# Work to be completed
Write the records out once more, so that nothing differs from the original.

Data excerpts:
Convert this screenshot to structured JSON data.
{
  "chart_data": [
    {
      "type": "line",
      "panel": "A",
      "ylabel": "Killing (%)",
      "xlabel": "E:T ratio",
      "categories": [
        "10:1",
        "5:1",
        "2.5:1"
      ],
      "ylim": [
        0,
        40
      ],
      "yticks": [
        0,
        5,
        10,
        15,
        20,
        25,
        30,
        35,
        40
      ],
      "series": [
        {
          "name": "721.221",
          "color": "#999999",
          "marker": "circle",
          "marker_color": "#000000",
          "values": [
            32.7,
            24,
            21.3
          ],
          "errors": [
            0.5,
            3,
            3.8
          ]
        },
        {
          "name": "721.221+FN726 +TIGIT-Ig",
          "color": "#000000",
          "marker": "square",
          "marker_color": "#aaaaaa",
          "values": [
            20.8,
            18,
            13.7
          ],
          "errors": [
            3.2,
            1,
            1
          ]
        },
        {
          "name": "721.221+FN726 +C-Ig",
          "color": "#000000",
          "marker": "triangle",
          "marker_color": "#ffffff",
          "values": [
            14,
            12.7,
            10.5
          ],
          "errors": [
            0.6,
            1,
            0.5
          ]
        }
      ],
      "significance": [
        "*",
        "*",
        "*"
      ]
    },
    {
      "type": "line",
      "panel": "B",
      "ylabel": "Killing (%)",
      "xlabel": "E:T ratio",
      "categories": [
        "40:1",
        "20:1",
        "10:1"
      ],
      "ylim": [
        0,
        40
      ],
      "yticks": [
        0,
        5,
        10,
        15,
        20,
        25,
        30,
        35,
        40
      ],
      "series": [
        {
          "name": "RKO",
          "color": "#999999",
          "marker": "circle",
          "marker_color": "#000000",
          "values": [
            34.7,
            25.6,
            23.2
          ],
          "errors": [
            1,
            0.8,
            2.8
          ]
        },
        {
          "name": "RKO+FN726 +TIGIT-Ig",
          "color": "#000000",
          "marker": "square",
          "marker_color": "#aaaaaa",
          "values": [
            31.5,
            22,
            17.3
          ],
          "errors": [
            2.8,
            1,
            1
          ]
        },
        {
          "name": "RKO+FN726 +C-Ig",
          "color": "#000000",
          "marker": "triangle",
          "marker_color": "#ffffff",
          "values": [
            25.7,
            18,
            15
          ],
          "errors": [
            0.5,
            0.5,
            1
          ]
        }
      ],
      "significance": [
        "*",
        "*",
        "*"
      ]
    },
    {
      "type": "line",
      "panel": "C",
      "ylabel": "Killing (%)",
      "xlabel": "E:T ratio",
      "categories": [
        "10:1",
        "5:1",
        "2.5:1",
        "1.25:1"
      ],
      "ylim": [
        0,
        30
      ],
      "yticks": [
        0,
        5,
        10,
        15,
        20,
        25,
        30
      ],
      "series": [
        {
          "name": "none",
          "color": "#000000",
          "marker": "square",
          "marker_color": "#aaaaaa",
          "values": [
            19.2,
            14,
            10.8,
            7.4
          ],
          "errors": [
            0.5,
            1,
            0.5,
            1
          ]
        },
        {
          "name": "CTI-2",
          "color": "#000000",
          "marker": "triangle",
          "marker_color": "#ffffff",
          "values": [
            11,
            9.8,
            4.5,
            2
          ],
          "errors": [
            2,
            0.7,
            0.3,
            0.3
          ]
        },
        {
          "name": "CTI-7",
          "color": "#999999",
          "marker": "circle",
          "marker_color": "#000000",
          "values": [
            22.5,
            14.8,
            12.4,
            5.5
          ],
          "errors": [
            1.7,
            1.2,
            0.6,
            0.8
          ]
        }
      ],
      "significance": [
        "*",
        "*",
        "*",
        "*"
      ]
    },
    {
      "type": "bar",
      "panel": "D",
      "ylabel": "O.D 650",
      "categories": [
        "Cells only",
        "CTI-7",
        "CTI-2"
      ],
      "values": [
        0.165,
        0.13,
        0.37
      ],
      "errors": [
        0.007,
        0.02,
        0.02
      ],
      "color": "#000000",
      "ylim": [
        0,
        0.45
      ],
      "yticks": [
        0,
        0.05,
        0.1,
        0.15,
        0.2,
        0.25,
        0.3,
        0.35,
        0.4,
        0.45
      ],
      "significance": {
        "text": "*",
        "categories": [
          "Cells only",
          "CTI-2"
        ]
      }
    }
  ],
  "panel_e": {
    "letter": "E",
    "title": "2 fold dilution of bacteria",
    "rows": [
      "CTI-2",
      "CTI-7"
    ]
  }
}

# Written solution
Convert this screenshot to structured JSON data.
{
  "chart_data": [
    {
      "type": "line",
      "panel": "A",
      "ylabel": "Killing (%)",
      "xlabel": "E:T ratio",
      "categories": [
        "10:1",
        "5:1",
        "2.5:1"
      ],
      "ylim": [
        0,
        40
      ],
      "yticks": [
        0,
        5,
        10,
        15,
        20,
        25,
        30,
        35,
        40
      ],
      "series": [
        {
          "name": "721.221",
          "color": "#999999",
          "marker": "circle",
          "marker_color": "#000000",
          "values": [
            32.7,
            24,
            21.3
          ],
          "errors": [
            0.5,
            3,
            3.8
          ]
        },
        {
          "name": "721.221+FN726 +TIGIT-Ig",
          "color": "#000000",
          "marker": "square",
          "marker_color": "#aaaaaa",
          "values": [
            20.8,
            18,
            13.7
          ],
          "errors": [
            3.2,
            1,
            1
          ]
        },
        {
          "name": "721.221+FN726 +C-Ig",
          "color": "#000000",
          "marker": "triangle",
          "marker_color": "#ffffff",
          "values": [
            14,
            12.7,
            10.5
          ],
          "errors": [
            0.6,
            1,
            0.5
          ]
        }
      ],
      "significance": [
        "*",
        "*",
        "*"
      ]
    },
    {
      "type": "line",
      "panel": "B",
      "ylabel": "Killing (%)",
      "xlabel": "E:T ratio",
      "categories": [
        "40:1",
        "20:1",
        "10:1"
      ],
      "ylim": [
        0,
        40
      ],
      "yticks": [
        0,
        5,
        10,
        15,
        20,
        25,
        30,
        35,
        40
      ],
      "series": [
        {
          "name": "RKO",
          "color": "#999999",
          "marker": "circle",
          "marker_color": "#000000",
          "values": [
            34.7,
            25.6,
            23.2
          ],
          "errors": [
            1,
            0.8,
            2.8
          ]
        },
        {
          "name": "RKO+FN726 +TIGIT-Ig",
          "color": "#000000",
          "marker": "square",
          "marker_color": "#aaaaaa",
          "values": [
            31.5,
            22,
            17.3
          ],
          "errors": [
            2.8,
            1,
            1
          ]
        },
        {
          "name": "RKO+FN726 +C-Ig",
          "color": "#000000",
          "marker": "triangle",
          "marker_color": "#ffffff",
          "values": [
            25.7,
            18,
            15
          ],
          "errors": [
            0.5,
            0.5,
            1
          ]
        }
      ],
      "significance": [
        "*",
        "*",
        "*"
      ]
    },
    {
      "type": "line",
      "panel": "C",
      "ylabel": "Killing (%)",
      "xlabel": "E:T ratio",
      "categories": [
        "10:1",
        "5:1",
        "2.5:1",
        "1.25:1"
      ],
      "ylim": [
        0,
        30
      ],
      "yticks": [
        0,
        5,
        10,
        15,
        20,
        25,
        30
      ],
      "series": [
        {
          "name": "none",
          "color": "#000000",
          "marker": "square",
          "marker_color": "#aaaaaa",
          "values": [
            19.2,
            14,
            10.8,
            7.4
          ],
          "errors": [
            0.5,
            1,
            0.5,
            1
          ]
        },
        {
          "name": "CTI-2",
          "color": "#000000",
          "marker": "triangle",
          "marker_color": "#ffffff",
          "values": [
            11,
            9.8,
            4.5,
            2
          ],
          "errors": [
            2,
            0.7,
            0.3,
            0.3
          ]
        },
        {
          "name": "CTI-7",
          "color": "#999999",
          "marker": "circle",
          "marker_color": "#000000",
          "values": [
            22.5,
            14.8,
            12.4,
            5.5
          ],
          "errors": [
            1.7,
            1.2,
            0.6,
            0.8
          ]
        }
      ],
      "significance": [
        "*",
        "*",
        "*",
        "*"
      ]
    },
    {
      "type": "bar",
      "panel": "D",
      "ylabel": "O.D 650",
      "categories": [
        "Cells only",
        "CTI-7",
        "CTI-2"
      ],
      "values": [
        0.165,
        0.13,
        0.37
      ],
      "errors": [
        0.007,
        0.02,
        0.02
      ],
      "color": "#000000",
      "ylim": [
        0,
        0.45
      ],
      "yticks": [
        0,
        0.05,
        0.1,
        0.15,
        0.2,
        0.25,
        0.3,
        0.35,
        0.4,
        0.45
      ],
      "significance": {
        "text": "*",
        "categories": [
          "Cells only",
          "CTI-2"
        ]
      }
    }
  ],
  "panel_e": {
    "letter": "E",
    "title": "2 fold dilution of bacteria",
    "rows": [
      "CTI-2",
      "CTI-7"
    ]
  }
}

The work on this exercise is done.